WHAT YOU WILL DO
Identify the lines that contain the word "auteur", then copy them.

Source data
-- start --

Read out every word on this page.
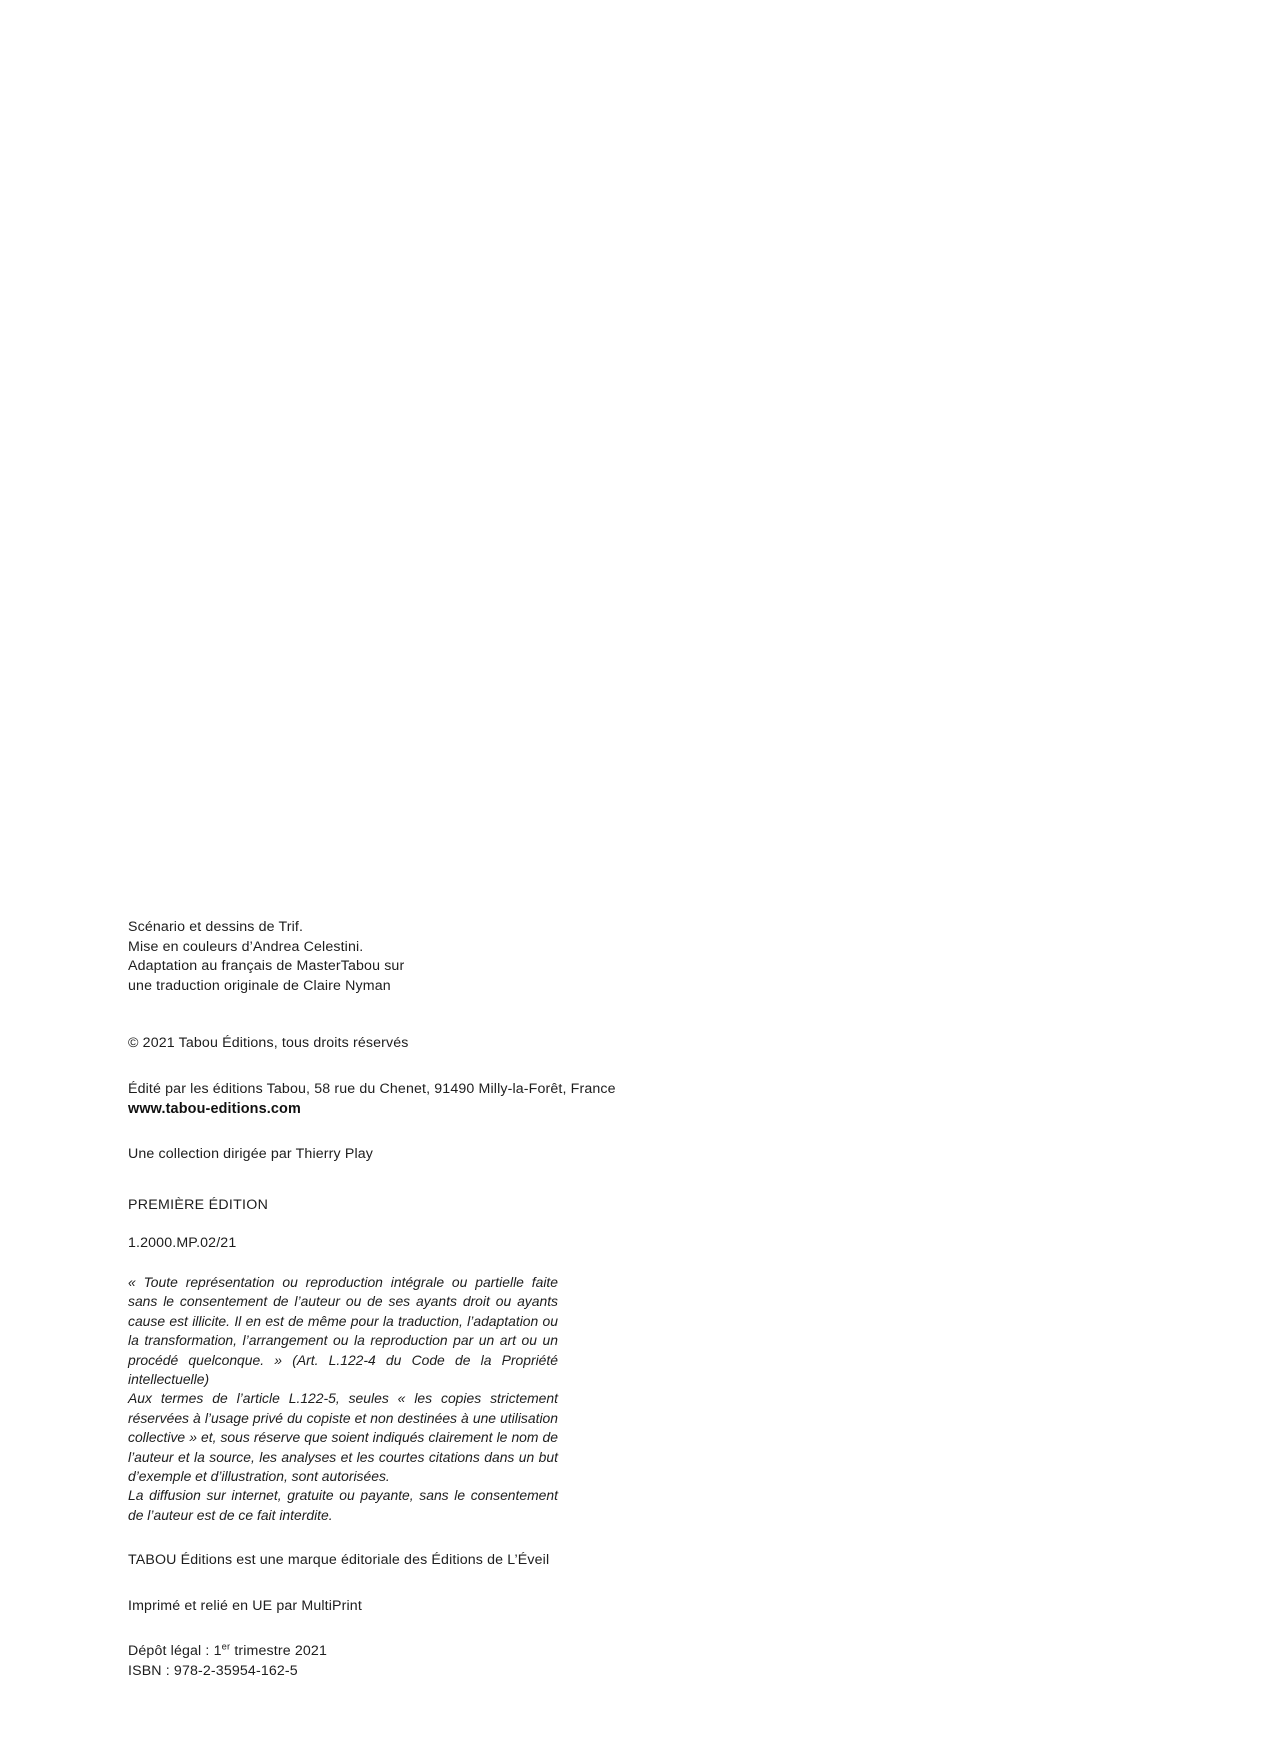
Scénario et dessins de Trif.
Mise en couleurs d’Andrea Celestini.
Adaptation au français de MasterTabou sur
une traduction originale de Claire Nyman
© 2021 Tabou Éditions, tous droits réservés
Édité par les éditions Tabou, 58 rue du Chenet, 91490 Milly-la-Forêt, France
www.tabou-editions.com
Une collection dirigée par Thierry Play
PREMIÈRE ÉDITION
1.2000.MP.02/21

« Toute représentation ou reproduction intégrale ou partielle faite sans le consentement de l’auteur ou de ses ayants droit ou ayants cause est illicite. Il en est de même pour la traduction, l’adaptation ou la transformation, l’arrangement ou la reproduction par un art ou un procédé quelconque. » (Art. L.122-4 du Code de la Propriété intellectuelle)

Aux termes de l’article L.122-5, seules « les copies strictement réservées à l’usage privé du copiste et non destinées à une utilisation collective » et, sous réserve que soient indiqués clairement le nom de l’auteur et la source, les analyses et les courtes citations dans un but d’exemple et d’illustration, sont autorisées.

La diffusion sur internet, gratuite ou payante, sans le consentement de l’auteur est de ce fait interdite.

TABOU Éditions est une marque éditoriale des Éditions de L’Éveil
Imprimé et relié en UE par MultiPrint
Dépôt légal : 1er trimestre 2021
ISBN : 978-2-35954-162-5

-- end --

ANSWER FOR THE TASK
« Toute représentation ou reproduction intégrale ou partielle faite sans le consentement de l’auteur ou de ses ayants droit ou ayants cause est illicite. Il en est de même pour la traduction, l’adaptation ou la transformation, l’arrangement ou la reproduction par un art ou un procédé quelconque. » (Art. L.122-4 du Code de la Propriété intellectuelle)
Aux termes de l’article L.122-5, seules « les copies strictement réservées à l’usage privé du copiste et non destinées à une utilisation collective » et, sous réserve que soient indiqués clairement le nom de l’auteur et la source, les analyses et les courtes citations dans un but d’exemple et d’illustration, sont autorisées.
La diffusion sur internet, gratuite ou payante, sans le consentement de l’auteur est de ce fait interdite.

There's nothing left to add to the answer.